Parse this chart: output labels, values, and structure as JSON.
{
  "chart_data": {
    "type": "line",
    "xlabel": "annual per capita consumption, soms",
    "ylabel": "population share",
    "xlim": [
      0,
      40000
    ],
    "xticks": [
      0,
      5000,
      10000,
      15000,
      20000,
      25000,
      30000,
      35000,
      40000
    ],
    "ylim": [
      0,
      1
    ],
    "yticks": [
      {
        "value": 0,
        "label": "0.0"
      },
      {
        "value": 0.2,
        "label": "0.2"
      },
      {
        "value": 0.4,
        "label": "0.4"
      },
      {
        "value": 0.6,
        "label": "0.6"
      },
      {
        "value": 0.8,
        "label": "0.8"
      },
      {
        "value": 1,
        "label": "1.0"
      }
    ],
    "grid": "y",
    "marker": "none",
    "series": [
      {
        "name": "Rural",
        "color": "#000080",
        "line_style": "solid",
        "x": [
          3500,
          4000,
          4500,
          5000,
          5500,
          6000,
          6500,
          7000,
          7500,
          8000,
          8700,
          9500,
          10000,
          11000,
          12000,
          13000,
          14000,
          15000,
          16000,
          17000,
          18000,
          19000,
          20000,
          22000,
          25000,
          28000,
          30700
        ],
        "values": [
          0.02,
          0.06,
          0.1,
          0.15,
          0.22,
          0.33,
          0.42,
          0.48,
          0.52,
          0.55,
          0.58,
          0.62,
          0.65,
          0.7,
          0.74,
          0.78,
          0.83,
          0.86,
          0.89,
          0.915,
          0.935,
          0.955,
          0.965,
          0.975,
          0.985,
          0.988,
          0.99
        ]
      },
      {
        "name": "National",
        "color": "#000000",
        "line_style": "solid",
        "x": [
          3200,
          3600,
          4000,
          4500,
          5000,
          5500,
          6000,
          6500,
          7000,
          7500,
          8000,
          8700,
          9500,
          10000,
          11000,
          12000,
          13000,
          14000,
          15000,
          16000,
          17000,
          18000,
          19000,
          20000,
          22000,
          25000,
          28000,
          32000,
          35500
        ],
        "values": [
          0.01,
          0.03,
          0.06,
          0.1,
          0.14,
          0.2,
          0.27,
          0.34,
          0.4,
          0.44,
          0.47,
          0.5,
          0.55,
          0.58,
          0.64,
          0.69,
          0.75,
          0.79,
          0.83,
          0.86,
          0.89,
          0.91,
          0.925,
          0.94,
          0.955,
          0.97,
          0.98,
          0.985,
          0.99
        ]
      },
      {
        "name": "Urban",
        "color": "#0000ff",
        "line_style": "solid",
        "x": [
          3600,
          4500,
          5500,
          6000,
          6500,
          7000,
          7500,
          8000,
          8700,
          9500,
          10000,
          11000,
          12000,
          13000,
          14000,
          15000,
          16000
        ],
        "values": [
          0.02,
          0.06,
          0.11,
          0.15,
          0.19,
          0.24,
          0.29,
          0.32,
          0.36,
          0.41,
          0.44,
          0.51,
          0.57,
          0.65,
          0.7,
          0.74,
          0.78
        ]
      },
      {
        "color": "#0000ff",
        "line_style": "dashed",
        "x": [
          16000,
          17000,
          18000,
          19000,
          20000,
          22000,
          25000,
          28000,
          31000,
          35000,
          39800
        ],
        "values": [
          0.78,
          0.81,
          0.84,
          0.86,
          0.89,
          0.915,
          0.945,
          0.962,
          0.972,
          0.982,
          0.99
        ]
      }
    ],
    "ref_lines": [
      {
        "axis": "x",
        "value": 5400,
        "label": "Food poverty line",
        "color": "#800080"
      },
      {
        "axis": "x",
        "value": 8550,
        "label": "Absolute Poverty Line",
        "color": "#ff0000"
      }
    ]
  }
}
□ □ □ □
**Instructions for the task**
Write out every record verbatim.

**Written answer**
Parse this chart: output labels, values, and structure as JSON.
{
  "chart_data": {
    "type": "line",
    "xlabel": "annual per capita consumption, soms",
    "ylabel": "population share",
    "xlim": [
      0,
      40000
    ],
    "xticks": [
      0,
      5000,
      10000,
      15000,
      20000,
      25000,
      30000,
      35000,
      40000
    ],
    "ylim": [
      0,
      1
    ],
    "yticks": [
      {
        "value": 0,
        "label": "0.0"
      },
      {
        "value": 0.2,
        "label": "0.2"
      },
      {
        "value": 0.4,
        "label": "0.4"
      },
      {
        "value": 0.6,
        "label": "0.6"
      },
      {
        "value": 0.8,
        "label": "0.8"
      },
      {
        "value": 1,
        "label": "1.0"
      }
    ],
    "grid": "y",
    "marker": "none",
    "series": [
      {
        "name": "Rural",
        "color": "#000080",
        "line_style": "solid",
        "x": [
          3500,
          4000,
          4500,
          5000,
          5500,
          6000,
          6500,
          7000,
          7500,
          8000,
          8700,
          9500,
          10000,
          11000,
          12000,
          13000,
          14000,
          15000,
          16000,
          17000,
          18000,
          19000,
          20000,
          22000,
          25000,
          28000,
          30700
        ],
        "values": [
          0.02,
          0.06,
          0.1,
          0.15,
          0.22,
          0.33,
          0.42,
          0.48,
          0.52,
          0.55,
          0.58,
          0.62,
          0.65,
          0.7,
          0.74,
          0.78,
          0.83,
          0.86,
          0.89,
          0.915,
          0.935,
          0.955,
          0.965,
          0.975,
          0.985,
          0.988,
          0.99
        ]
      },
      {
        "name": "National",
        "color": "#000000",
        "line_style": "solid",
        "x": [
          3200,
          3600,
          4000,
          4500,
          5000,
          5500,
          6000,
          6500,
          7000,
          7500,
          8000,
          8700,
          9500,
          10000,
          11000,
          12000,
          13000,
          14000,
          15000,
          16000,
          17000,
          18000,
          19000,
          20000,
          22000,
          25000,
          28000,
          32000,
          35500
        ],
        "values": [
          0.01,
          0.03,
          0.06,
          0.1,
          0.14,
          0.2,
          0.27,
          0.34,
          0.4,
          0.44,
          0.47,
          0.5,
          0.55,
          0.58,
          0.64,
          0.69,
          0.75,
          0.79,
          0.83,
          0.86,
          0.89,
          0.91,
          0.925,
          0.94,
          0.955,
          0.97,
          0.98,
          0.985,
          0.99
        ]
      },
      {
        "name": "Urban",
        "color": "#0000ff",
        "line_style": "solid",
        "x": [
          3600,
          4500,
          5500,
          6000,
          6500,
          7000,
          7500,
          8000,
          8700,
          9500,
          10000,
          11000,
          12000,
          13000,
          14000,
          15000,
          16000
        ],
        "values": [
          0.02,
          0.06,
          0.11,
          0.15,
          0.19,
          0.24,
          0.29,
          0.32,
          0.36,
          0.41,
          0.44,
          0.51,
          0.57,
          0.65,
          0.7,
          0.74,
          0.78
        ]
      },
      {
        "color": "#0000ff",
        "line_style": "dashed",
        "x": [
          16000,
          17000,
          18000,
          19000,
          20000,
          22000,
          25000,
          28000,
          31000,
          35000,
          39800
        ],
        "values": [
          0.78,
          0.81,
          0.84,
          0.86,
          0.89,
          0.915,
          0.945,
          0.962,
          0.972,
          0.982,
          0.99
        ]
      }
    ],
    "ref_lines": [
      {
        "axis": "x",
        "value": 5400,
        "label": "Food poverty line",
        "color": "#800080"
      },
      {
        "axis": "x",
        "value": 8550,
        "label": "Absolute Poverty Line",
        "color": "#ff0000"
      }
    ]
  }
}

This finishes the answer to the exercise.